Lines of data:
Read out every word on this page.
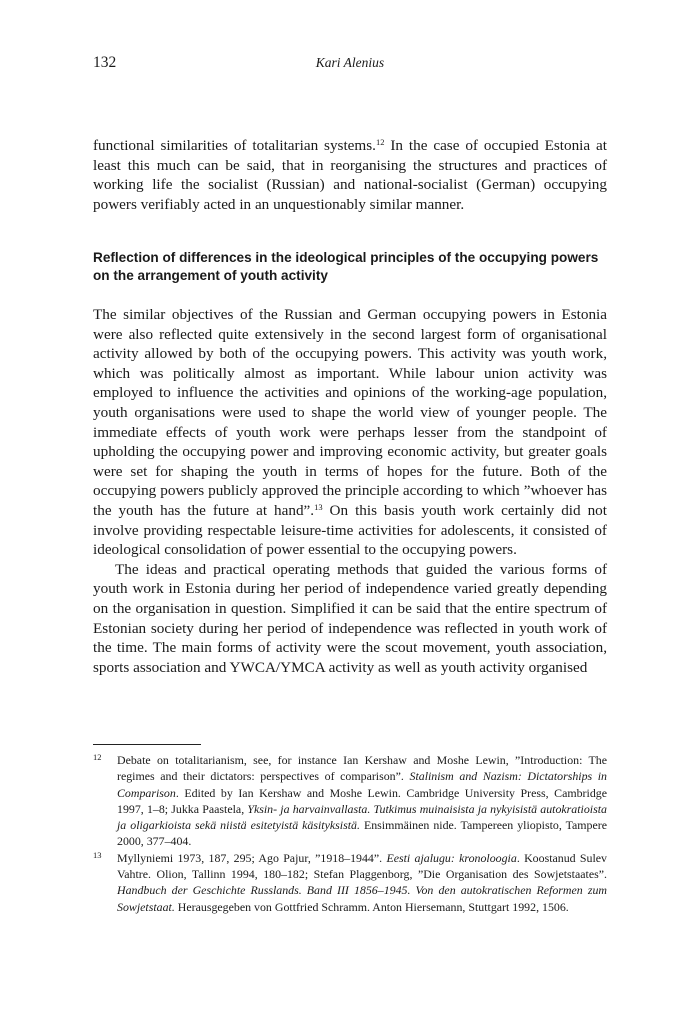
132	Kari Alenius

functional similarities of totalitarian systems.$^{12}$ In the case of occupied Estonia at least this much can be said, that in reorganising the structures and practices of working life the socialist (Russian) and national-socialist (German) occupying powers verifiably acted in an unquestionably similar manner.

Reflection of differences in the ideological principles of the occupying powers on the arrangement of youth activity

The similar objectives of the Russian and German occupying powers in Estonia were also reflected quite extensively in the second largest form of organisational activity allowed by both of the occupying powers. This activity was youth work, which was politically almost as important. While labour union activity was employed to influence the activities and opinions of the working-age population, youth organisations were used to shape the world view of younger people. The immediate effects of youth work were perhaps lesser from the standpoint of upholding the occupying power and improving economic activity, but greater goals were set for shaping the youth in terms of hopes for the future. Both of the occupying powers publicly approved the principle according to which ”whoever has the youth has the future at hand”.$^{13}$ On this basis youth work certainly did not involve providing respectable leisure-time activities for adolescents, it consisted of ideological consolidation of power essential to the occupying powers.

The ideas and practical operating methods that guided the various forms of youth work in Estonia during her period of independence varied greatly depending on the organisation in question. Simplified it can be said that the entire spectrum of Estonian society during her period of independence was reflected in youth work of the time. The main forms of activity were the scout movement, youth association, sports association and YWCA/YMCA activity as well as youth activity organised

12 Debate on totalitarianism, see, for instance Ian Kershaw and Moshe Lewin, ”Introduction: The regimes and their dictators: perspectives of comparison”. Stalinism and Nazism: Dictatorships in Comparison. Edited by Ian Kershaw and Moshe Lewin. Cambridge University Press, Cambridge 1997, 1–8; Jukka Paastela, Yksin- ja harvainvallasta. Tutkimus muinaisista ja nykyisistä autokratioista ja oligarkioista sekä niistä esitetyistä käsityksistä. Ensimmäinen nide. Tampereen yliopisto, Tampere 2000, 377–404.
13 Myllyniemi 1973, 187, 295; Ago Pajur, ”1918–1944”. Eesti ajalugu: kronoloogia. Koostanud Sulev Vahtre. Olion, Tallinn 1994, 180–182; Stefan Plaggenborg, ”Die Organisation des Sowjetstaates”. Handbuch der Geschichte Russlands. Band III 1856–1945. Von den autokratischen Reformen zum Sowjetstaat. Herausgegeben von Gottfried Schramm. Anton Hiersemann, Stuttgart 1992, 1506.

## GIVEN REQUEST
Go back to the records above and write them out exactly, without the pictures.

## OUTPUT OF THE EXERCISE
Read out every word on this page.
132	Kari Alenius

functional similarities of totalitarian systems.$^{12}$ In the case of occupied Estonia at least this much can be said, that in reorganising the structures and practices of working life the socialist (Russian) and national-socialist (German) occupying powers verifiably acted in an unquestionably similar manner.

Reflection of differences in the ideological principles of the occupying powers on the arrangement of youth activity

The similar objectives of the Russian and German occupying powers in Estonia were also reflected quite extensively in the second largest form of organisational activity allowed by both of the occupying powers. This activity was youth work, which was politically almost as important. While labour union activity was employed to influence the activities and opinions of the working-age population, youth organisations were used to shape the world view of younger people. The immediate effects of youth work were perhaps lesser from the standpoint of upholding the occupying power and improving economic activity, but greater goals were set for shaping the youth in terms of hopes for the future. Both of the occupying powers publicly approved the principle according to which ”whoever has the youth has the future at hand”.$^{13}$ On this basis youth work certainly did not involve providing respectable leisure-time activities for adolescents, it consisted of ideological consolidation of power essential to the occupying powers.

The ideas and practical operating methods that guided the various forms of youth work in Estonia during her period of independence varied greatly depending on the organisation in question. Simplified it can be said that the entire spectrum of Estonian society during her period of independence was reflected in youth work of the time. The main forms of activity were the scout movement, youth association, sports association and YWCA/YMCA activity as well as youth activity organised

12 Debate on totalitarianism, see, for instance Ian Kershaw and Moshe Lewin, ”Introduction: The regimes and their dictators: perspectives of comparison”. Stalinism and Nazism: Dictatorships in Comparison. Edited by Ian Kershaw and Moshe Lewin. Cambridge University Press, Cambridge 1997, 1–8; Jukka Paastela, Yksin- ja harvainvallasta. Tutkimus muinaisista ja nykyisistä autokratioista ja oligarkioista sekä niistä esitetyistä käsityksistä. Ensimmäinen nide. Tampereen yliopisto, Tampere 2000, 377–404.
13 Myllyniemi 1973, 187, 295; Ago Pajur, ”1918–1944”. Eesti ajalugu: kronoloogia. Koostanud Sulev Vahtre. Olion, Tallinn 1994, 180–182; Stefan Plaggenborg, ”Die Organisation des Sowjetstaates”. Handbuch der Geschichte Russlands. Band III 1856–1945. Von den autokratischen Reformen zum Sowjetstaat. Herausgegeben von Gottfried Schramm. Anton Hiersemann, Stuttgart 1992, 1506.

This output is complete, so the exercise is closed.